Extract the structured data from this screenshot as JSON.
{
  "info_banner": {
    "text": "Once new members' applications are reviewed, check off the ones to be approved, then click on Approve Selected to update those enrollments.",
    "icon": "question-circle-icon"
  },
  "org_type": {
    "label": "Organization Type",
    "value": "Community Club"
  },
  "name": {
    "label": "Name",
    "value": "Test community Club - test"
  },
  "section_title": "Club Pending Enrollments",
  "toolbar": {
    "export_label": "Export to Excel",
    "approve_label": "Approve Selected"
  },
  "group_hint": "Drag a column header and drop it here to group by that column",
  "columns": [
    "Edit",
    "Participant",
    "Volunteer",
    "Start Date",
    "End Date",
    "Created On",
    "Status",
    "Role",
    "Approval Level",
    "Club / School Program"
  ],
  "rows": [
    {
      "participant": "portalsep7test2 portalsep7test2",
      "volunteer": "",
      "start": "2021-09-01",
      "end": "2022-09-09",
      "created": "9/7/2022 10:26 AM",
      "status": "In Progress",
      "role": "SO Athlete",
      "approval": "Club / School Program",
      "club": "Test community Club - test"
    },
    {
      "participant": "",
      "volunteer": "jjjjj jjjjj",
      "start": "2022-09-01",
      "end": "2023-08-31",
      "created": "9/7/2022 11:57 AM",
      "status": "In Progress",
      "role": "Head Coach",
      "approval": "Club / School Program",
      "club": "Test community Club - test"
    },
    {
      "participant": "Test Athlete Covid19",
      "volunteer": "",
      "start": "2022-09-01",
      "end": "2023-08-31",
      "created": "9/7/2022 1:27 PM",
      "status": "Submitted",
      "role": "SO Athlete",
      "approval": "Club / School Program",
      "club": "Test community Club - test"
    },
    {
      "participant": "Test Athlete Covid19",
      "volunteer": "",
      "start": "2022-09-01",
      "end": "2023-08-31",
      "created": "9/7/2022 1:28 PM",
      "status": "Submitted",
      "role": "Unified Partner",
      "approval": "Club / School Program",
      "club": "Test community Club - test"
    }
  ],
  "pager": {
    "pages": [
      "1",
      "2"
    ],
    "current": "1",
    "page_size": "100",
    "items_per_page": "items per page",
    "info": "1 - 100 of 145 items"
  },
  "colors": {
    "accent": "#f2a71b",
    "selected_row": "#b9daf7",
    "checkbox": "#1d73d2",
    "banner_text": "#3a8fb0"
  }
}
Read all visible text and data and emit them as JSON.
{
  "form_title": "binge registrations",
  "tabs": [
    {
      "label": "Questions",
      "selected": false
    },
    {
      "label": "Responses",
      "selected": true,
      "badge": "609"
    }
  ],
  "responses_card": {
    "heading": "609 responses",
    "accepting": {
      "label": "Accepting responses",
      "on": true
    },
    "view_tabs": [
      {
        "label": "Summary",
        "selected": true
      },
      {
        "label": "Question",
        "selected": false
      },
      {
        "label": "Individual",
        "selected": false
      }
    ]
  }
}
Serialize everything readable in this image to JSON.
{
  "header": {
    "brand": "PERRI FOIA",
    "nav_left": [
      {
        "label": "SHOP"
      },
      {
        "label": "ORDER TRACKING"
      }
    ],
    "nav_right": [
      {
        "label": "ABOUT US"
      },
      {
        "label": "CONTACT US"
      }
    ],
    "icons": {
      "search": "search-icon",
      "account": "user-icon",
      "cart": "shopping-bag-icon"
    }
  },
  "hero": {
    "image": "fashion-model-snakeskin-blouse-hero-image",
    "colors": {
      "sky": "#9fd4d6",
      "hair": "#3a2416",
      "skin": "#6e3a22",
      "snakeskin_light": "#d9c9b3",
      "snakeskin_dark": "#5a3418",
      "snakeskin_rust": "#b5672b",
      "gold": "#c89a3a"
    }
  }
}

## Written request:
For the listing above, identify each line bearing "items".

## Complete answer:
    "items_per_page": "items per page",
    "info": "1 - 100 of 145 items"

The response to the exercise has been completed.